● WHAT TO PRODUCE
Edit the data below so that every "x-tick-label" reads "x-axis-tick", and leave everything else unchanged.

[Begin INFORMATION SHOWN]

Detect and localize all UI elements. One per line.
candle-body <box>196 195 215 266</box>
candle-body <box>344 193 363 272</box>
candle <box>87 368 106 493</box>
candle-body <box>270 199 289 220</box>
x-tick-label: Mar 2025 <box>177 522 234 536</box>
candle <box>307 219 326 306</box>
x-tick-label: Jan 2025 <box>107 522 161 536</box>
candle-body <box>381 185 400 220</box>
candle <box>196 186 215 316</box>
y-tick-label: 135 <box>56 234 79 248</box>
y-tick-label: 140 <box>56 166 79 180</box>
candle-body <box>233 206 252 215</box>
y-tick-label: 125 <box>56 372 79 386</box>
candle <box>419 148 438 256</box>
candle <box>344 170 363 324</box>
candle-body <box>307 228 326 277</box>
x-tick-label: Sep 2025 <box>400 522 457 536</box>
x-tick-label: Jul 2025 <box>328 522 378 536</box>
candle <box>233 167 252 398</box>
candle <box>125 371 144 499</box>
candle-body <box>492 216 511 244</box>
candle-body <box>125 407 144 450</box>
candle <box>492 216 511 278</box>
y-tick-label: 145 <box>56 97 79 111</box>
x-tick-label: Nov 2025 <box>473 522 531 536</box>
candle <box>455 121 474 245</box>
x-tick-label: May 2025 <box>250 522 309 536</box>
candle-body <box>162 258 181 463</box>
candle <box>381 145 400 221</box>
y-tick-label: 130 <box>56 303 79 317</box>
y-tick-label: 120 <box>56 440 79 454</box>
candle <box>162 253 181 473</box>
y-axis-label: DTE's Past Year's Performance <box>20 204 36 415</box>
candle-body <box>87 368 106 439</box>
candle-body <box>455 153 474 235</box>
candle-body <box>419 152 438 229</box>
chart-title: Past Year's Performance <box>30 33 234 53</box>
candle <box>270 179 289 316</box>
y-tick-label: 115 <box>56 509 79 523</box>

[End INFORMATION SHOWN]

● EXERCISE RESPONSE
Detect and localize all UI elements. One per line.
candle-body <box>196 195 215 266</box>
candle-body <box>344 193 363 272</box>
candle <box>87 368 106 493</box>
candle-body <box>270 199 289 220</box>
x-axis-tick: Mar 2025 <box>177 522 234 536</box>
candle <box>307 219 326 306</box>
x-axis-tick: Jan 2025 <box>107 522 161 536</box>
candle-body <box>381 185 400 220</box>
candle <box>196 186 215 316</box>
y-tick-label: 135 <box>56 234 79 248</box>
y-tick-label: 140 <box>56 166 79 180</box>
candle-body <box>233 206 252 215</box>
y-tick-label: 125 <box>56 372 79 386</box>
candle <box>419 148 438 256</box>
candle <box>344 170 363 324</box>
candle-body <box>307 228 326 277</box>
x-axis-tick: Sep 2025 <box>400 522 457 536</box>
x-axis-tick: Jul 2025 <box>328 522 378 536</box>
candle <box>233 167 252 398</box>
candle <box>125 371 144 499</box>
candle-body <box>492 216 511 244</box>
candle-body <box>125 407 144 450</box>
candle <box>492 216 511 278</box>
y-tick-label: 145 <box>56 97 79 111</box>
x-axis-tick: Nov 2025 <box>473 522 531 536</box>
candle <box>455 121 474 245</box>
x-axis-tick: May 2025 <box>250 522 309 536</box>
candle-body <box>162 258 181 463</box>
candle <box>381 145 400 221</box>
y-tick-label: 130 <box>56 303 79 317</box>
y-tick-label: 120 <box>56 440 79 454</box>
candle <box>162 253 181 473</box>
y-axis-label: DTE's Past Year's Performance <box>20 204 36 415</box>
candle-body <box>87 368 106 439</box>
candle-body <box>455 153 474 235</box>
candle-body <box>419 152 438 229</box>
chart-title: Past Year's Performance <box>30 33 234 53</box>
candle <box>270 179 289 316</box>
y-tick-label: 115 <box>56 509 79 523</box>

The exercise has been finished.